§ Your task
Please repeat, word for word, the data in the lines below between the line holding "data-label: 60 [41,17,64,33]" and the line holding "text: - 11.8% [304,406,354,416]", inclusive.

Bounding box entries
★ ★ ★ ★ ★ ★ ★

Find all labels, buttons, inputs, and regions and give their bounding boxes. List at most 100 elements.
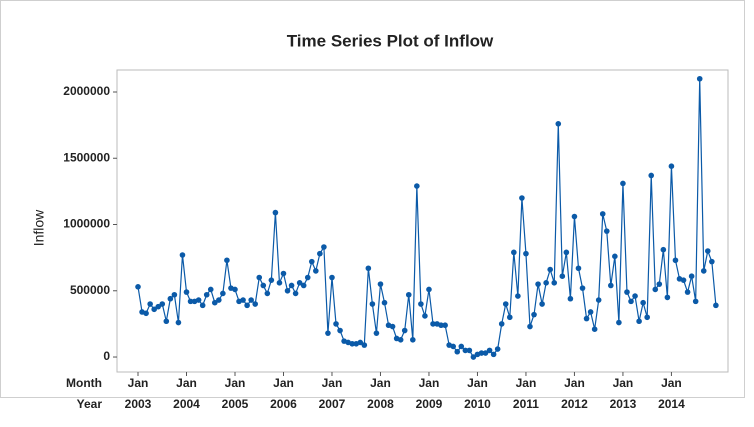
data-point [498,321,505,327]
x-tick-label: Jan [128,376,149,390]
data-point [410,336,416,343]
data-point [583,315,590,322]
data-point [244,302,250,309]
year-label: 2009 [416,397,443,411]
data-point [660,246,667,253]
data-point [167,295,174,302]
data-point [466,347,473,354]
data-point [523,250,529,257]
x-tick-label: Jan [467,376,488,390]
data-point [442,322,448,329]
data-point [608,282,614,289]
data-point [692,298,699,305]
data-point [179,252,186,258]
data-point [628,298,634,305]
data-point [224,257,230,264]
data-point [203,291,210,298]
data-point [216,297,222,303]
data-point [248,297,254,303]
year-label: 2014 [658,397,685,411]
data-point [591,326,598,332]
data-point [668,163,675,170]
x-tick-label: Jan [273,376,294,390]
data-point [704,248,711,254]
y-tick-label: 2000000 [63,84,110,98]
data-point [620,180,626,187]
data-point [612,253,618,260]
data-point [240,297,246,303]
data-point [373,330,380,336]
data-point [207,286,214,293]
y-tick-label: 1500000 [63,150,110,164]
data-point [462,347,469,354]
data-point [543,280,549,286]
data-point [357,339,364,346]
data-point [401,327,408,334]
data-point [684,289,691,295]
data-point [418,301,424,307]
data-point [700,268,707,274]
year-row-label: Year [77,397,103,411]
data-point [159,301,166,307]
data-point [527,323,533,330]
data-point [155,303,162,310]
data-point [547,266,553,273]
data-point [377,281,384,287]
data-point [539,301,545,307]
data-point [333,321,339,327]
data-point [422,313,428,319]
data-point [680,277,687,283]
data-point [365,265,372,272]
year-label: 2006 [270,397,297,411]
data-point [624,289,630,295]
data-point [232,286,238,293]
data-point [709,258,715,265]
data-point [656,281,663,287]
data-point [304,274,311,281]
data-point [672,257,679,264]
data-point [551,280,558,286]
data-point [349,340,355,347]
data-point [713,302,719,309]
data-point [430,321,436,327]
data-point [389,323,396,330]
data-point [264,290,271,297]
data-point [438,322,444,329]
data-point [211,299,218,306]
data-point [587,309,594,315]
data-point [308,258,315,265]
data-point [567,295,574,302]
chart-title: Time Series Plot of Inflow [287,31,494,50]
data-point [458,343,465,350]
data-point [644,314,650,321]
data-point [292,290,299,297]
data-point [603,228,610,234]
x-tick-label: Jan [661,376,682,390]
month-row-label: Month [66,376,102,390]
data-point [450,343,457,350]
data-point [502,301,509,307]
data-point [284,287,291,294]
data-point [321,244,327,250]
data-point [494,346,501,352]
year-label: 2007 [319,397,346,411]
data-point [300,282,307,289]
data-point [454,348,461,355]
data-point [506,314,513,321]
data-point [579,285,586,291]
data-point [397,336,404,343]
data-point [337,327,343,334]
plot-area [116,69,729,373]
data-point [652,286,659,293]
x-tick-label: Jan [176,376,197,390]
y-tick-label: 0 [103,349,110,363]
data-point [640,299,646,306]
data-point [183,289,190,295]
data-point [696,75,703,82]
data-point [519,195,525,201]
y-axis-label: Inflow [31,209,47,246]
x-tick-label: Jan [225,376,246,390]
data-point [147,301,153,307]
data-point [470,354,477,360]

★ ★ ★ ★ ★ ★ ★

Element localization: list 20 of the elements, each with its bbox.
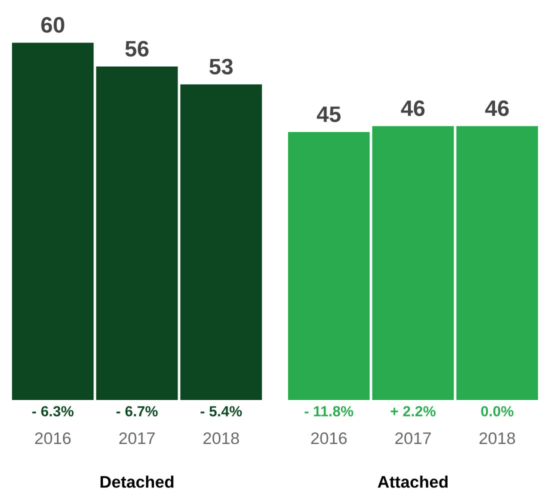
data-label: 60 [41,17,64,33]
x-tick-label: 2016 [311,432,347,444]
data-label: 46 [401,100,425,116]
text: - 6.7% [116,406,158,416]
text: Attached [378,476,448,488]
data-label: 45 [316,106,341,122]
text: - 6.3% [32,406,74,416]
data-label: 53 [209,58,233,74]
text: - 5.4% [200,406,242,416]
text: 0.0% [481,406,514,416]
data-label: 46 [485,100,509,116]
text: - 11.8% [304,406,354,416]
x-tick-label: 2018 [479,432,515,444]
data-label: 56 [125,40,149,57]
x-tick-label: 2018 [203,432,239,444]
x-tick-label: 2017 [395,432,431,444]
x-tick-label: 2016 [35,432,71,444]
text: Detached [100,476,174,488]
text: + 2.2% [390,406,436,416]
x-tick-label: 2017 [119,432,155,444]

★ ★ ★ ★ ★ ★ ★

§ Task output
data-label: 60 [41,17,64,33]
x-tick-label: 2016 [311,432,347,444]
data-label: 46 [401,100,425,116]
text: - 6.7% [116,406,158,416]
text: Attached [378,476,448,488]
data-label: 45 [316,106,341,122]
text: - 6.3% [32,406,74,416]
data-label: 53 [209,58,233,74]
text: - 5.4% [200,406,242,416]
text: 0.0% [481,406,514,416]
data-label: 46 [485,100,509,116]
text: - 11.8% [304,406,354,416]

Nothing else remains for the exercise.